### Exercise description
Transcribe each record below word for word.

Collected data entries
* BEGIN *

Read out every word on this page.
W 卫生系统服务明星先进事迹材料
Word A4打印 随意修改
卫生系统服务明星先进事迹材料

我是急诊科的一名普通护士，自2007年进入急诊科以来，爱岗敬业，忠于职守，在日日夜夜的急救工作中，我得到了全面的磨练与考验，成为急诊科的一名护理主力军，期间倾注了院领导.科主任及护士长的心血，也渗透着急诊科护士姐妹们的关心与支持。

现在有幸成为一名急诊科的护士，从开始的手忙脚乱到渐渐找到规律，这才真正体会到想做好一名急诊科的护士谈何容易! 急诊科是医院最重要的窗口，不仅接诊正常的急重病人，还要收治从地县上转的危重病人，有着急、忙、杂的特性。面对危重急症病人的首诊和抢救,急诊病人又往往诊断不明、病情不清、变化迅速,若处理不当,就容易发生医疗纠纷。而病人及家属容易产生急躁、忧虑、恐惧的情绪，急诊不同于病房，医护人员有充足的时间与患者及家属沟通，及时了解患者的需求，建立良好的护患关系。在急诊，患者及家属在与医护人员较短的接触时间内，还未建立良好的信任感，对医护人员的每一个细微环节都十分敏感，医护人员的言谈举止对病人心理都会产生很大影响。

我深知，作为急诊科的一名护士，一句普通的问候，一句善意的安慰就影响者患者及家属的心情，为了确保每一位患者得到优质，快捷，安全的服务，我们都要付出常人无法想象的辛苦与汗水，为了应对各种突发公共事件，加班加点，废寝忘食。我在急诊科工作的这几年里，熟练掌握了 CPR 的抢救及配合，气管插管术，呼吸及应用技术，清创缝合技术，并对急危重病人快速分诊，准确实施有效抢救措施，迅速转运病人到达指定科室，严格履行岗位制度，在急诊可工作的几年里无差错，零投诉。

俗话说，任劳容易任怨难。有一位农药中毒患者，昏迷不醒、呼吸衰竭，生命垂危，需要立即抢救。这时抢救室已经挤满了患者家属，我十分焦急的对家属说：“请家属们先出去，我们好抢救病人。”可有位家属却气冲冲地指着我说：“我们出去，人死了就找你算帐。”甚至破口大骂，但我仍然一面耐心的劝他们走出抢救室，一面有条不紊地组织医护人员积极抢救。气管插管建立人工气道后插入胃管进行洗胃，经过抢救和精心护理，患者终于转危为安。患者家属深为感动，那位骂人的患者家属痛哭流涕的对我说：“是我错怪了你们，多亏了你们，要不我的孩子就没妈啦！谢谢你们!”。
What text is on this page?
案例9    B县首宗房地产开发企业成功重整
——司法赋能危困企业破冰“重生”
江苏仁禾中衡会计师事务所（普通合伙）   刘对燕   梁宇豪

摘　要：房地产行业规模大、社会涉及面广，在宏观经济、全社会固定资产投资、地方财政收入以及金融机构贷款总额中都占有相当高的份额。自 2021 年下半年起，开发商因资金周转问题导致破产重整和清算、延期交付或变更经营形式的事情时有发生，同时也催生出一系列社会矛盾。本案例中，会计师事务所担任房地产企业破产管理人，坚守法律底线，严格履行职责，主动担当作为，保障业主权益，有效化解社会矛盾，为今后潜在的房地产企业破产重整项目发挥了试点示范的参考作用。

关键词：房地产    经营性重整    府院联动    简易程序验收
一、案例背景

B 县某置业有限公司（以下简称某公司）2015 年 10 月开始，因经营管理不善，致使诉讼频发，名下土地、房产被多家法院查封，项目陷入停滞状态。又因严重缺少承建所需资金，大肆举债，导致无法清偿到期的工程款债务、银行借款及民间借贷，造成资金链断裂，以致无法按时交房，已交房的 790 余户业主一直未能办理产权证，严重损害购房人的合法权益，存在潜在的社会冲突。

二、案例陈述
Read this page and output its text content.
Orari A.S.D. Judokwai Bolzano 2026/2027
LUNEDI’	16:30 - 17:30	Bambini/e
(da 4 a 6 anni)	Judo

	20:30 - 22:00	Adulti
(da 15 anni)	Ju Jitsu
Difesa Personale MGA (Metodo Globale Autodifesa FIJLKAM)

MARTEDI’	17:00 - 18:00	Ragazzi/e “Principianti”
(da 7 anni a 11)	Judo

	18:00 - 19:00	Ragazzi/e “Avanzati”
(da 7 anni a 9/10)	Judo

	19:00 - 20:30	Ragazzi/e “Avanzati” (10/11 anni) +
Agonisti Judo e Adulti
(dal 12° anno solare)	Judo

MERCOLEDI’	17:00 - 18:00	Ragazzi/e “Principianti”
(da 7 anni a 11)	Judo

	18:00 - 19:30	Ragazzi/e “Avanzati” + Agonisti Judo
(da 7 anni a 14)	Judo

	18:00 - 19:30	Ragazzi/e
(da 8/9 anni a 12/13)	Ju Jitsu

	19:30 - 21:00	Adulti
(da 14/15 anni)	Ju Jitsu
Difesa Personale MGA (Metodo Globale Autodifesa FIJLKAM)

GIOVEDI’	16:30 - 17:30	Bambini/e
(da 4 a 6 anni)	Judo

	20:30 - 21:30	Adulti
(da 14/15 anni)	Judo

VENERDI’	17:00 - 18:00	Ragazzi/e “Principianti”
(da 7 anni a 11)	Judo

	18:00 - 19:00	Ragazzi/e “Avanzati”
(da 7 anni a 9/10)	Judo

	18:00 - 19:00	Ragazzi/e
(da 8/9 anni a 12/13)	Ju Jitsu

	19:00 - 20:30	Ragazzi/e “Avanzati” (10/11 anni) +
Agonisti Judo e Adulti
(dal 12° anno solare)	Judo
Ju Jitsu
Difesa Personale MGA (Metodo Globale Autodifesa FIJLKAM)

* END *

### Full response
Read out every word on this page.
W 卫生系统服务明星先进事迹材料
Word A4打印 随意修改
卫生系统服务明星先进事迹材料

我是急诊科的一名普通护士，自2007年进入急诊科以来，爱岗敬业，忠于职守，在日日夜夜的急救工作中，我得到了全面的磨练与考验，成为急诊科的一名护理主力军，期间倾注了院领导.科主任及护士长的心血，也渗透着急诊科护士姐妹们的关心与支持。

现在有幸成为一名急诊科的护士，从开始的手忙脚乱到渐渐找到规律，这才真正体会到想做好一名急诊科的护士谈何容易! 急诊科是医院最重要的窗口，不仅接诊正常的急重病人，还要收治从地县上转的危重病人，有着急、忙、杂的特性。面对危重急症病人的首诊和抢救,急诊病人又往往诊断不明、病情不清、变化迅速,若处理不当,就容易发生医疗纠纷。而病人及家属容易产生急躁、忧虑、恐惧的情绪，急诊不同于病房，医护人员有充足的时间与患者及家属沟通，及时了解患者的需求，建立良好的护患关系。在急诊，患者及家属在与医护人员较短的接触时间内，还未建立良好的信任感，对医护人员的每一个细微环节都十分敏感，医护人员的言谈举止对病人心理都会产生很大影响。

我深知，作为急诊科的一名护士，一句普通的问候，一句善意的安慰就影响者患者及家属的心情，为了确保每一位患者得到优质，快捷，安全的服务，我们都要付出常人无法想象的辛苦与汗水，为了应对各种突发公共事件，加班加点，废寝忘食。我在急诊科工作的这几年里，熟练掌握了 CPR 的抢救及配合，气管插管术，呼吸及应用技术，清创缝合技术，并对急危重病人快速分诊，准确实施有效抢救措施，迅速转运病人到达指定科室，严格履行岗位制度，在急诊可工作的几年里无差错，零投诉。

俗话说，任劳容易任怨难。有一位农药中毒患者，昏迷不醒、呼吸衰竭，生命垂危，需要立即抢救。这时抢救室已经挤满了患者家属，我十分焦急的对家属说：“请家属们先出去，我们好抢救病人。”可有位家属却气冲冲地指着我说：“我们出去，人死了就找你算帐。”甚至破口大骂，但我仍然一面耐心的劝他们走出抢救室，一面有条不紊地组织医护人员积极抢救。气管插管建立人工气道后插入胃管进行洗胃，经过抢救和精心护理，患者终于转危为安。患者家属深为感动，那位骂人的患者家属痛哭流涕的对我说：“是我错怪了你们，多亏了你们，要不我的孩子就没妈啦！谢谢你们!”。
What text is on this page?
案例9    B县首宗房地产开发企业成功重整
——司法赋能危困企业破冰“重生”
江苏仁禾中衡会计师事务所（普通合伙）   刘对燕   梁宇豪

摘　要：房地产行业规模大、社会涉及面广，在宏观经济、全社会固定资产投资、地方财政收入以及金融机构贷款总额中都占有相当高的份额。自 2021 年下半年起，开发商因资金周转问题导致破产重整和清算、延期交付或变更经营形式的事情时有发生，同时也催生出一系列社会矛盾。本案例中，会计师事务所担任房地产企业破产管理人，坚守法律底线，严格履行职责，主动担当作为，保障业主权益，有效化解社会矛盾，为今后潜在的房地产企业破产重整项目发挥了试点示范的参考作用。

关键词：房地产    经营性重整    府院联动    简易程序验收
一、案例背景

B 县某置业有限公司（以下简称某公司）2015 年 10 月开始，因经营管理不善，致使诉讼频发，名下土地、房产被多家法院查封，项目陷入停滞状态。又因严重缺少承建所需资金，大肆举债，导致无法清偿到期的工程款债务、银行借款及民间借贷，造成资金链断裂，以致无法按时交房，已交房的 790 余户业主一直未能办理产权证，严重损害购房人的合法权益，存在潜在的社会冲突。

二、案例陈述
Read this page and output its text content.
Orari A.S.D. Judokwai Bolzano 2026/2027
LUNEDI’	16:30 - 17:30	Bambini/e
(da 4 a 6 anni)	Judo

	20:30 - 22:00	Adulti
(da 15 anni)	Ju Jitsu
Difesa Personale MGA (Metodo Globale Autodifesa FIJLKAM)

MARTEDI’	17:00 - 18:00	Ragazzi/e “Principianti”
(da 7 anni a 11)	Judo

	18:00 - 19:00	Ragazzi/e “Avanzati”
(da 7 anni a 9/10)	Judo

	19:00 - 20:30	Ragazzi/e “Avanzati” (10/11 anni) +
Agonisti Judo e Adulti
(dal 12° anno solare)	Judo

MERCOLEDI’	17:00 - 18:00	Ragazzi/e “Principianti”
(da 7 anni a 11)	Judo

	18:00 - 19:30	Ragazzi/e “Avanzati” + Agonisti Judo
(da 7 anni a 14)	Judo

	18:00 - 19:30	Ragazzi/e
(da 8/9 anni a 12/13)	Ju Jitsu

	19:30 - 21:00	Adulti
(da 14/15 anni)	Ju Jitsu
Difesa Personale MGA (Metodo Globale Autodifesa FIJLKAM)

GIOVEDI’	16:30 - 17:30	Bambini/e
(da 4 a 6 anni)	Judo

	20:30 - 21:30	Adulti
(da 14/15 anni)	Judo

VENERDI’	17:00 - 18:00	Ragazzi/e “Principianti”
(da 7 anni a 11)	Judo

	18:00 - 19:00	Ragazzi/e “Avanzati”
(da 7 anni a 9/10)	Judo

	18:00 - 19:00	Ragazzi/e
(da 8/9 anni a 12/13)	Ju Jitsu

	19:00 - 20:30	Ragazzi/e “Avanzati” (10/11 anni) +
Agonisti Judo e Adulti
(dal 12° anno solare)	Judo
Ju Jitsu
Difesa Personale MGA (Metodo Globale Autodifesa FIJLKAM)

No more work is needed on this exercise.